▶ **Task objective**: Return the entries below verbatim. Pictures stay out.

— begin Data entries —

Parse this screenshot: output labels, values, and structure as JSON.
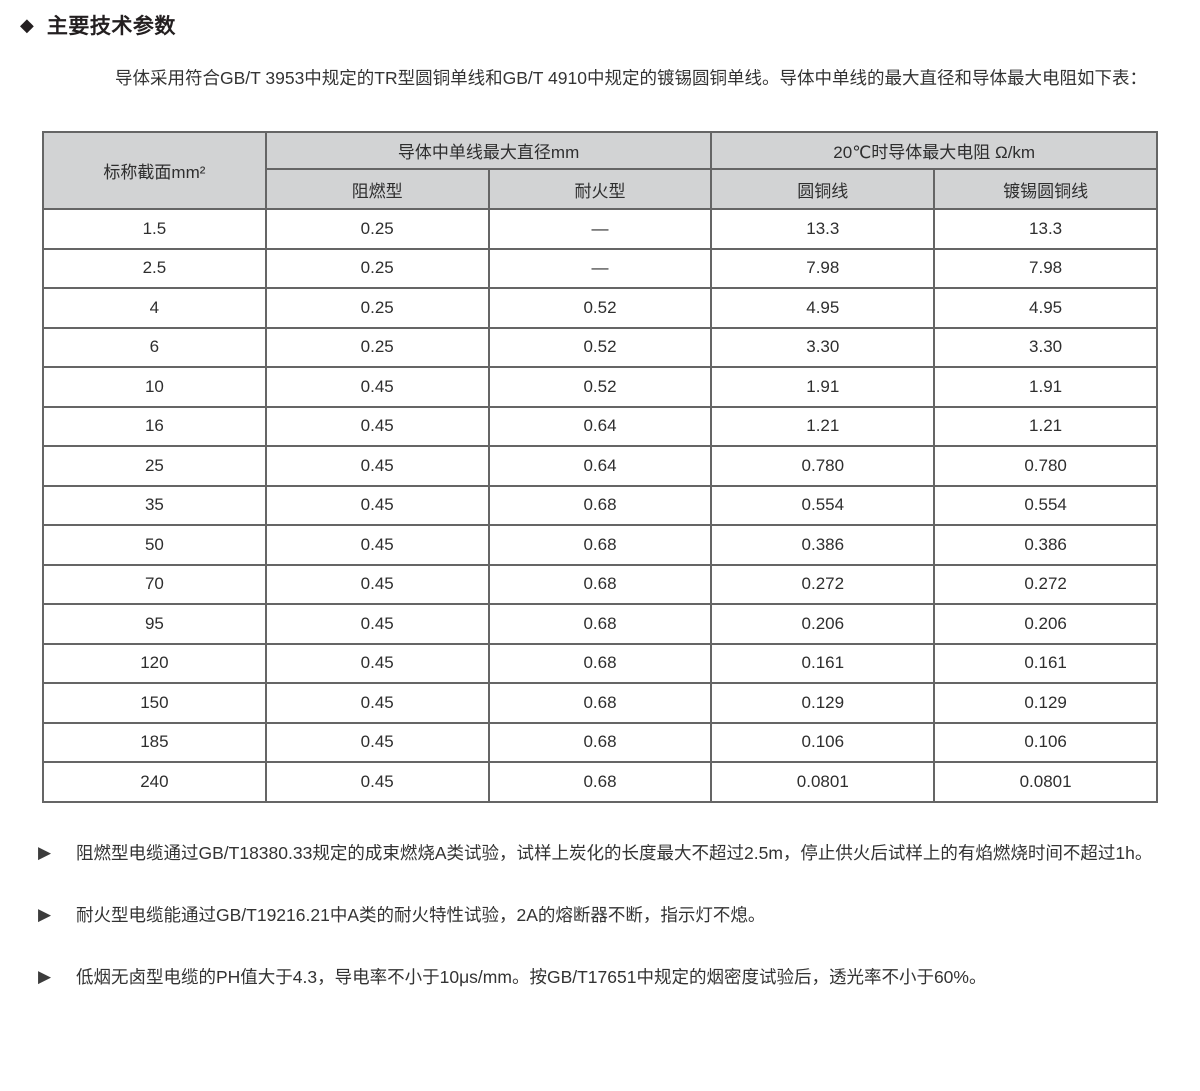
{
  "title": {
    "marker": "◆",
    "text": "主要技术参数"
  },
  "intro": "导体采用符合GB/T 3953中规定的TR型圆铜单线和GB/T 4910中规定的镀锡圆铜单线。导体中单线的最大直径和导体最大电阻如下表：",
  "table": {
    "col1_header": "标称截面mm²",
    "group_headers": [
      "导体中单线最大直径mm",
      "20℃时导体最大电阻 Ω/km"
    ],
    "sub_headers": [
      "阻燃型",
      "耐火型",
      "圆铜线",
      "镀锡圆铜线"
    ],
    "rows": [
      [
        "1.5",
        "0.25",
        "—",
        "13.3",
        "13.3"
      ],
      [
        "2.5",
        "0.25",
        "—",
        "7.98",
        "7.98"
      ],
      [
        "4",
        "0.25",
        "0.52",
        "4.95",
        "4.95"
      ],
      [
        "6",
        "0.25",
        "0.52",
        "3.30",
        "3.30"
      ],
      [
        "10",
        "0.45",
        "0.52",
        "1.91",
        "1.91"
      ],
      [
        "16",
        "0.45",
        "0.64",
        "1.21",
        "1.21"
      ],
      [
        "25",
        "0.45",
        "0.64",
        "0.780",
        "0.780"
      ],
      [
        "35",
        "0.45",
        "0.68",
        "0.554",
        "0.554"
      ],
      [
        "50",
        "0.45",
        "0.68",
        "0.386",
        "0.386"
      ],
      [
        "70",
        "0.45",
        "0.68",
        "0.272",
        "0.272"
      ],
      [
        "95",
        "0.45",
        "0.68",
        "0.206",
        "0.206"
      ],
      [
        "120",
        "0.45",
        "0.68",
        "0.161",
        "0.161"
      ],
      [
        "150",
        "0.45",
        "0.68",
        "0.129",
        "0.129"
      ],
      [
        "185",
        "0.45",
        "0.68",
        "0.106",
        "0.106"
      ],
      [
        "240",
        "0.45",
        "0.68",
        "0.0801",
        "0.0801"
      ]
    ]
  },
  "notes": {
    "marker": "▶",
    "items": [
      "阻燃型电缆通过GB/T18380.33规定的成束燃烧A类试验，试样上炭化的长度最大不超过2.5m，停止供火后试样上的有焰燃烧时间不超过1h。",
      "耐火型电缆能通过GB/T19216.21中A类的耐火特性试验，2A的熔断器不断，指示灯不熄。",
      "低烟无卤型电缆的PH值大于4.3，导电率不小于10μs/mm。按GB/T17651中规定的烟密度试验后，透光率不小于60%。"
    ]
  },
  "colors": {
    "header_bg": "#d2d3d4",
    "border": "#656565",
    "title_color": "#231f20"
  }
}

— end Data entries —

▶ **Finished task**:
Parse this screenshot: output labels, values, and structure as JSON.
{
  "title": {
    "marker": "◆",
    "text": "主要技术参数"
  },
  "intro": "导体采用符合GB/T 3953中规定的TR型圆铜单线和GB/T 4910中规定的镀锡圆铜单线。导体中单线的最大直径和导体最大电阻如下表：",
  "table": {
    "col1_header": "标称截面mm²",
    "group_headers": [
      "导体中单线最大直径mm",
      "20℃时导体最大电阻 Ω/km"
    ],
    "sub_headers": [
      "阻燃型",
      "耐火型",
      "圆铜线",
      "镀锡圆铜线"
    ],
    "rows": [
      [
        "1.5",
        "0.25",
        "—",
        "13.3",
        "13.3"
      ],
      [
        "2.5",
        "0.25",
        "—",
        "7.98",
        "7.98"
      ],
      [
        "4",
        "0.25",
        "0.52",
        "4.95",
        "4.95"
      ],
      [
        "6",
        "0.25",
        "0.52",
        "3.30",
        "3.30"
      ],
      [
        "10",
        "0.45",
        "0.52",
        "1.91",
        "1.91"
      ],
      [
        "16",
        "0.45",
        "0.64",
        "1.21",
        "1.21"
      ],
      [
        "25",
        "0.45",
        "0.64",
        "0.780",
        "0.780"
      ],
      [
        "35",
        "0.45",
        "0.68",
        "0.554",
        "0.554"
      ],
      [
        "50",
        "0.45",
        "0.68",
        "0.386",
        "0.386"
      ],
      [
        "70",
        "0.45",
        "0.68",
        "0.272",
        "0.272"
      ],
      [
        "95",
        "0.45",
        "0.68",
        "0.206",
        "0.206"
      ],
      [
        "120",
        "0.45",
        "0.68",
        "0.161",
        "0.161"
      ],
      [
        "150",
        "0.45",
        "0.68",
        "0.129",
        "0.129"
      ],
      [
        "185",
        "0.45",
        "0.68",
        "0.106",
        "0.106"
      ],
      [
        "240",
        "0.45",
        "0.68",
        "0.0801",
        "0.0801"
      ]
    ]
  },
  "notes": {
    "marker": "▶",
    "items": [
      "阻燃型电缆通过GB/T18380.33规定的成束燃烧A类试验，试样上炭化的长度最大不超过2.5m，停止供火后试样上的有焰燃烧时间不超过1h。",
      "耐火型电缆能通过GB/T19216.21中A类的耐火特性试验，2A的熔断器不断，指示灯不熄。",
      "低烟无卤型电缆的PH值大于4.3，导电率不小于10μs/mm。按GB/T17651中规定的烟密度试验后，透光率不小于60%。"
    ]
  },
  "colors": {
    "header_bg": "#d2d3d4",
    "border": "#656565",
    "title_color": "#231f20"
  }
}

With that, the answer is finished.